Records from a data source

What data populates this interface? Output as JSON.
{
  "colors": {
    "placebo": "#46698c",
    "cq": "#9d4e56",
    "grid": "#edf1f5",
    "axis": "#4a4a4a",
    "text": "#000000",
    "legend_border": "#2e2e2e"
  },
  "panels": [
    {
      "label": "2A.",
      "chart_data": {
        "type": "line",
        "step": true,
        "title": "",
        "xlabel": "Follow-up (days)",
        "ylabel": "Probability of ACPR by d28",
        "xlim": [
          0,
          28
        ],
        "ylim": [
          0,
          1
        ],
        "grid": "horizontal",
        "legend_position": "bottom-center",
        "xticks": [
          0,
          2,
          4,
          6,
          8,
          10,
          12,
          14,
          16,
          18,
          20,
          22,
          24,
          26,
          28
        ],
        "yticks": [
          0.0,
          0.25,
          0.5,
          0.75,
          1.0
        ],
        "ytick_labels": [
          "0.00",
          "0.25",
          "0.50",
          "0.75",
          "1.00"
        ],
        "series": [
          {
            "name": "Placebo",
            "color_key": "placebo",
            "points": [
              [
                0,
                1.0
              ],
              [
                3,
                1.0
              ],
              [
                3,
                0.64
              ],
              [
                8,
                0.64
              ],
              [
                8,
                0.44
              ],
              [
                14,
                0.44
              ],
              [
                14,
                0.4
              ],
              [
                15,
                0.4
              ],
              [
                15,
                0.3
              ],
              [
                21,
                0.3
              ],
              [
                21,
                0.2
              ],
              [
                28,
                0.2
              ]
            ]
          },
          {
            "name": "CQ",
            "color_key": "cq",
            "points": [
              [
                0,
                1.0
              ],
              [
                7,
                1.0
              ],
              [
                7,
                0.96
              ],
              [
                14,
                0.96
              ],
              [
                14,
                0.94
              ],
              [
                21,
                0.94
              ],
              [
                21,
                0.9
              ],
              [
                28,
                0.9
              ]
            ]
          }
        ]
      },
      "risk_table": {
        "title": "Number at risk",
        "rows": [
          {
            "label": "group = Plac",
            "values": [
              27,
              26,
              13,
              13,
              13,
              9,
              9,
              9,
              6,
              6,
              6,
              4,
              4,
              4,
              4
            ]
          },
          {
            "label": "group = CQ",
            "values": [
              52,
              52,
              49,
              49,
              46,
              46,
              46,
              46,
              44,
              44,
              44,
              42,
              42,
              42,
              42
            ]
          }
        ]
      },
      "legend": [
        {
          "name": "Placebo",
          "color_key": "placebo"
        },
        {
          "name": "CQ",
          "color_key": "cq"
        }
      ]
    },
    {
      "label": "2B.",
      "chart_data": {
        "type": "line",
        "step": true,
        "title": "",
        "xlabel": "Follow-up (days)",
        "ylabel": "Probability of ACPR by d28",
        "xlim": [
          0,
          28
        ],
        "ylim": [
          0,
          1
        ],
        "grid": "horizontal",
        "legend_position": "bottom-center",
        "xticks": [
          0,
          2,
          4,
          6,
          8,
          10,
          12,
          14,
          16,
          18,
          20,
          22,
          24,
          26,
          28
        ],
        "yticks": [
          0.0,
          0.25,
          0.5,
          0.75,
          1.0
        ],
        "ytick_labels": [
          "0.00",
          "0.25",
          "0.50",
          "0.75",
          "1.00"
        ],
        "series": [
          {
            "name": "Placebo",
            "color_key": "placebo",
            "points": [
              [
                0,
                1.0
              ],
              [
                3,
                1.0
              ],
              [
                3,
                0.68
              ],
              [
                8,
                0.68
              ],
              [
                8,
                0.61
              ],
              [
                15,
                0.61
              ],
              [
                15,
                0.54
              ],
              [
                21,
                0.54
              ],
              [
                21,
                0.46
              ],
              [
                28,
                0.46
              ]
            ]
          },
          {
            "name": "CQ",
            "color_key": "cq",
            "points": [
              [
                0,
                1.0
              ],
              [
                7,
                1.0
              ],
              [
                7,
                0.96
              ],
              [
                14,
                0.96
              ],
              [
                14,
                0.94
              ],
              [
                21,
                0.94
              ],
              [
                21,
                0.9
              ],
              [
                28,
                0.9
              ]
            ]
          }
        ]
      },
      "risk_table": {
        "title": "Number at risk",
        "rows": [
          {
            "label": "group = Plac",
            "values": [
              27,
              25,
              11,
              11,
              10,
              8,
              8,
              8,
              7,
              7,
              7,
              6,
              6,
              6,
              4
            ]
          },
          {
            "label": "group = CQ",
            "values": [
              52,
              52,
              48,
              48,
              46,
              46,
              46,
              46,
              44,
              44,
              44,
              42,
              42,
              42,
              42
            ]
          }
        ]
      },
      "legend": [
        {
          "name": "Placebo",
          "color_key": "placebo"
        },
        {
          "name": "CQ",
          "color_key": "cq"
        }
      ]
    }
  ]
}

> _TASK STATEMENT_: Copy all the entries verbatim.

> _RESULT FOR THIS TASK_:
What data populates this interface? Output as JSON.
{
  "colors": {
    "placebo": "#46698c",
    "cq": "#9d4e56",
    "grid": "#edf1f5",
    "axis": "#4a4a4a",
    "text": "#000000",
    "legend_border": "#2e2e2e"
  },
  "panels": [
    {
      "label": "2A.",
      "chart_data": {
        "type": "line",
        "step": true,
        "title": "",
        "xlabel": "Follow-up (days)",
        "ylabel": "Probability of ACPR by d28",
        "xlim": [
          0,
          28
        ],
        "ylim": [
          0,
          1
        ],
        "grid": "horizontal",
        "legend_position": "bottom-center",
        "xticks": [
          0,
          2,
          4,
          6,
          8,
          10,
          12,
          14,
          16,
          18,
          20,
          22,
          24,
          26,
          28
        ],
        "yticks": [
          0.0,
          0.25,
          0.5,
          0.75,
          1.0
        ],
        "ytick_labels": [
          "0.00",
          "0.25",
          "0.50",
          "0.75",
          "1.00"
        ],
        "series": [
          {
            "name": "Placebo",
            "color_key": "placebo",
            "points": [
              [
                0,
                1.0
              ],
              [
                3,
                1.0
              ],
              [
                3,
                0.64
              ],
              [
                8,
                0.64
              ],
              [
                8,
                0.44
              ],
              [
                14,
                0.44
              ],
              [
                14,
                0.4
              ],
              [
                15,
                0.4
              ],
              [
                15,
                0.3
              ],
              [
                21,
                0.3
              ],
              [
                21,
                0.2
              ],
              [
                28,
                0.2
              ]
            ]
          },
          {
            "name": "CQ",
            "color_key": "cq",
            "points": [
              [
                0,
                1.0
              ],
              [
                7,
                1.0
              ],
              [
                7,
                0.96
              ],
              [
                14,
                0.96
              ],
              [
                14,
                0.94
              ],
              [
                21,
                0.94
              ],
              [
                21,
                0.9
              ],
              [
                28,
                0.9
              ]
            ]
          }
        ]
      },
      "risk_table": {
        "title": "Number at risk",
        "rows": [
          {
            "label": "group = Plac",
            "values": [
              27,
              26,
              13,
              13,
              13,
              9,
              9,
              9,
              6,
              6,
              6,
              4,
              4,
              4,
              4
            ]
          },
          {
            "label": "group = CQ",
            "values": [
              52,
              52,
              49,
              49,
              46,
              46,
              46,
              46,
              44,
              44,
              44,
              42,
              42,
              42,
              42
            ]
          }
        ]
      },
      "legend": [
        {
          "name": "Placebo",
          "color_key": "placebo"
        },
        {
          "name": "CQ",
          "color_key": "cq"
        }
      ]
    },
    {
      "label": "2B.",
      "chart_data": {
        "type": "line",
        "step": true,
        "title": "",
        "xlabel": "Follow-up (days)",
        "ylabel": "Probability of ACPR by d28",
        "xlim": [
          0,
          28
        ],
        "ylim": [
          0,
          1
        ],
        "grid": "horizontal",
        "legend_position": "bottom-center",
        "xticks": [
          0,
          2,
          4,
          6,
          8,
          10,
          12,
          14,
          16,
          18,
          20,
          22,
          24,
          26,
          28
        ],
        "yticks": [
          0.0,
          0.25,
          0.5,
          0.75,
          1.0
        ],
        "ytick_labels": [
          "0.00",
          "0.25",
          "0.50",
          "0.75",
          "1.00"
        ],
        "series": [
          {
            "name": "Placebo",
            "color_key": "placebo",
            "points": [
              [
                0,
                1.0
              ],
              [
                3,
                1.0
              ],
              [
                3,
                0.68
              ],
              [
                8,
                0.68
              ],
              [
                8,
                0.61
              ],
              [
                15,
                0.61
              ],
              [
                15,
                0.54
              ],
              [
                21,
                0.54
              ],
              [
                21,
                0.46
              ],
              [
                28,
                0.46
              ]
            ]
          },
          {
            "name": "CQ",
            "color_key": "cq",
            "points": [
              [
                0,
                1.0
              ],
              [
                7,
                1.0
              ],
              [
                7,
                0.96
              ],
              [
                14,
                0.96
              ],
              [
                14,
                0.94
              ],
              [
                21,
                0.94
              ],
              [
                21,
                0.9
              ],
              [
                28,
                0.9
              ]
            ]
          }
        ]
      },
      "risk_table": {
        "title": "Number at risk",
        "rows": [
          {
            "label": "group = Plac",
            "values": [
              27,
              25,
              11,
              11,
              10,
              8,
              8,
              8,
              7,
              7,
              7,
              6,
              6,
              6,
              4
            ]
          },
          {
            "label": "group = CQ",
            "values": [
              52,
              52,
              48,
              48,
              46,
              46,
              46,
              46,
              44,
              44,
              44,
              42,
              42,
              42,
              42
            ]
          }
        ]
      },
      "legend": [
        {
          "name": "Placebo",
          "color_key": "placebo"
        },
        {
          "name": "CQ",
          "color_key": "cq"
        }
      ]
    }
  ]
}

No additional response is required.